__Problem description__:
Tally the lines in the entries below that contain the string "Hombre", treating uppercase and lowercase as different, and reply with only the number.

__Provided records__:
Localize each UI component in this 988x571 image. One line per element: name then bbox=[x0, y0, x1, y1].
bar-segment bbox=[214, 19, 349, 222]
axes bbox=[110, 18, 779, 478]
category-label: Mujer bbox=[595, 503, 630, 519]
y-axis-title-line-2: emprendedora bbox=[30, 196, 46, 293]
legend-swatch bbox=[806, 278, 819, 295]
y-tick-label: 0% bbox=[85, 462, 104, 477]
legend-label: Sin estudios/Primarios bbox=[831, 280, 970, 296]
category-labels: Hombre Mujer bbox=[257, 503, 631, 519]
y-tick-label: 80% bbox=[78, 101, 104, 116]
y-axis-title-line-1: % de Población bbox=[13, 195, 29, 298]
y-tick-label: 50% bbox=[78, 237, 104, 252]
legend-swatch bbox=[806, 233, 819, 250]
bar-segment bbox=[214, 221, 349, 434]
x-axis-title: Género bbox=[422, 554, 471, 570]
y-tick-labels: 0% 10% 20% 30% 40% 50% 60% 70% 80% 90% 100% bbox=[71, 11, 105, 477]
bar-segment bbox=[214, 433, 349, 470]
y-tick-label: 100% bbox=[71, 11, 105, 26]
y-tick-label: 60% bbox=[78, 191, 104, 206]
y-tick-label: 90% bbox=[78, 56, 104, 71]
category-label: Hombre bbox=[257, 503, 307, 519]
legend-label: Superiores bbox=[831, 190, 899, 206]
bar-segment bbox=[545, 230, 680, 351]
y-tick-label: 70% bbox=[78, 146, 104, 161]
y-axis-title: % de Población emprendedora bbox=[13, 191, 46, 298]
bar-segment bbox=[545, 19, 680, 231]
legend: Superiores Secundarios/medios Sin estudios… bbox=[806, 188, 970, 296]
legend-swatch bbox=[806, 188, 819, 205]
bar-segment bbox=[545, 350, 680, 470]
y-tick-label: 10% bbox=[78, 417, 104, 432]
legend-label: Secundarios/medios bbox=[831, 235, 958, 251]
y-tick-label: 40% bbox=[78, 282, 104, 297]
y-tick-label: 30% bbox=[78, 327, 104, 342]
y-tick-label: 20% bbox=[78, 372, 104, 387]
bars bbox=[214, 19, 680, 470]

__Solution for this problem__:
2